- [Required task]: Write out the data again in full, exactly as it reads.
[start]
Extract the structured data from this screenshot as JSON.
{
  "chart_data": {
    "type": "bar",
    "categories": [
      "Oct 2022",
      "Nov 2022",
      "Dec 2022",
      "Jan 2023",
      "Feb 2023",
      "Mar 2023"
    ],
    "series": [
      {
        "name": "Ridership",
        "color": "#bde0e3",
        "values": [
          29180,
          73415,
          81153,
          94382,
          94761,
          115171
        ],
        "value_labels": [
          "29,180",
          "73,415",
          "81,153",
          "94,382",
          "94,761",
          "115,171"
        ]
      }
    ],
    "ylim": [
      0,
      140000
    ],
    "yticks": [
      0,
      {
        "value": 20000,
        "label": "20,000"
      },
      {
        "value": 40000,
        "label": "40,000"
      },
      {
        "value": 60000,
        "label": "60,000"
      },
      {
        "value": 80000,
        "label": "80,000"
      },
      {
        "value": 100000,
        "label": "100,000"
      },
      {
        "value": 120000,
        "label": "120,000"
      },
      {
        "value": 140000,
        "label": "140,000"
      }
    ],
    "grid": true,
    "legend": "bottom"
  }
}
[end]
- [Written reply]:
Extract the structured data from this screenshot as JSON.
{
  "chart_data": {
    "type": "bar",
    "categories": [
      "Oct 2022",
      "Nov 2022",
      "Dec 2022",
      "Jan 2023",
      "Feb 2023",
      "Mar 2023"
    ],
    "series": [
      {
        "name": "Ridership",
        "color": "#bde0e3",
        "values": [
          29180,
          73415,
          81153,
          94382,
          94761,
          115171
        ],
        "value_labels": [
          "29,180",
          "73,415",
          "81,153",
          "94,382",
          "94,761",
          "115,171"
        ]
      }
    ],
    "ylim": [
      0,
      140000
    ],
    "yticks": [
      0,
      {
        "value": 20000,
        "label": "20,000"
      },
      {
        "value": 40000,
        "label": "40,000"
      },
      {
        "value": 60000,
        "label": "60,000"
      },
      {
        "value": 80000,
        "label": "80,000"
      },
      {
        "value": 100000,
        "label": "100,000"
      },
      {
        "value": 120000,
        "label": "120,000"
      },
      {
        "value": 140000,
        "label": "140,000"
      }
    ],
    "grid": true,
    "legend": "bottom"
  }
}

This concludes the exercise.